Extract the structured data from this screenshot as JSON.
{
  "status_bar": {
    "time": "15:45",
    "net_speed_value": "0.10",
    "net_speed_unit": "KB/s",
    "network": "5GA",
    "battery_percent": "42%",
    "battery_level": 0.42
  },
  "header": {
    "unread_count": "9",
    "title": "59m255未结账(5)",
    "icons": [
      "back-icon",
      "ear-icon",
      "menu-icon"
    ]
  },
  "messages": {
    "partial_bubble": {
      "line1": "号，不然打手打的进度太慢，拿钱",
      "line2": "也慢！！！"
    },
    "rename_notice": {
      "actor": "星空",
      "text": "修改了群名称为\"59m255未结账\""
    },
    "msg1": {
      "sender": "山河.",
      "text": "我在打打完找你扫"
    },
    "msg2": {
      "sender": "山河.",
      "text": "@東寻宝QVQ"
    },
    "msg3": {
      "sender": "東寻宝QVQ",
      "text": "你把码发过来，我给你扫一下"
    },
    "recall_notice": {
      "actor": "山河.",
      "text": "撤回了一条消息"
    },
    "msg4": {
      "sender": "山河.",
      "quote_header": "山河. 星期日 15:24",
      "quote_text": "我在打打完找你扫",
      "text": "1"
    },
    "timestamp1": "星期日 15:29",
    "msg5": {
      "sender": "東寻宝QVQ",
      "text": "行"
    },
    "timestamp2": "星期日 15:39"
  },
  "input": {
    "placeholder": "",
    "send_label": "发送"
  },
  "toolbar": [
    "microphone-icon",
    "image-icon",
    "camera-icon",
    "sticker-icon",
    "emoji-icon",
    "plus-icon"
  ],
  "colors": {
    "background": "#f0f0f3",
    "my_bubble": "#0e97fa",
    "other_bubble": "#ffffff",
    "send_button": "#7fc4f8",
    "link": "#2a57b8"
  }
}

• _Work instructions_: Give all the records again. Match them exactly.

• _Answer to the problem_:
Extract the structured data from this screenshot as JSON.
{
  "status_bar": {
    "time": "15:45",
    "net_speed_value": "0.10",
    "net_speed_unit": "KB/s",
    "network": "5GA",
    "battery_percent": "42%",
    "battery_level": 0.42
  },
  "header": {
    "unread_count": "9",
    "title": "59m255未结账(5)",
    "icons": [
      "back-icon",
      "ear-icon",
      "menu-icon"
    ]
  },
  "messages": {
    "partial_bubble": {
      "line1": "号，不然打手打的进度太慢，拿钱",
      "line2": "也慢！！！"
    },
    "rename_notice": {
      "actor": "星空",
      "text": "修改了群名称为\"59m255未结账\""
    },
    "msg1": {
      "sender": "山河.",
      "text": "我在打打完找你扫"
    },
    "msg2": {
      "sender": "山河.",
      "text": "@東寻宝QVQ"
    },
    "msg3": {
      "sender": "東寻宝QVQ",
      "text": "你把码发过来，我给你扫一下"
    },
    "recall_notice": {
      "actor": "山河.",
      "text": "撤回了一条消息"
    },
    "msg4": {
      "sender": "山河.",
      "quote_header": "山河. 星期日 15:24",
      "quote_text": "我在打打完找你扫",
      "text": "1"
    },
    "timestamp1": "星期日 15:29",
    "msg5": {
      "sender": "東寻宝QVQ",
      "text": "行"
    },
    "timestamp2": "星期日 15:39"
  },
  "input": {
    "placeholder": "",
    "send_label": "发送"
  },
  "toolbar": [
    "microphone-icon",
    "image-icon",
    "camera-icon",
    "sticker-icon",
    "emoji-icon",
    "plus-icon"
  ],
  "colors": {
    "background": "#f0f0f3",
    "my_bubble": "#0e97fa",
    "other_bubble": "#ffffff",
    "send_button": "#7fc4f8",
    "link": "#2a57b8"
  }
}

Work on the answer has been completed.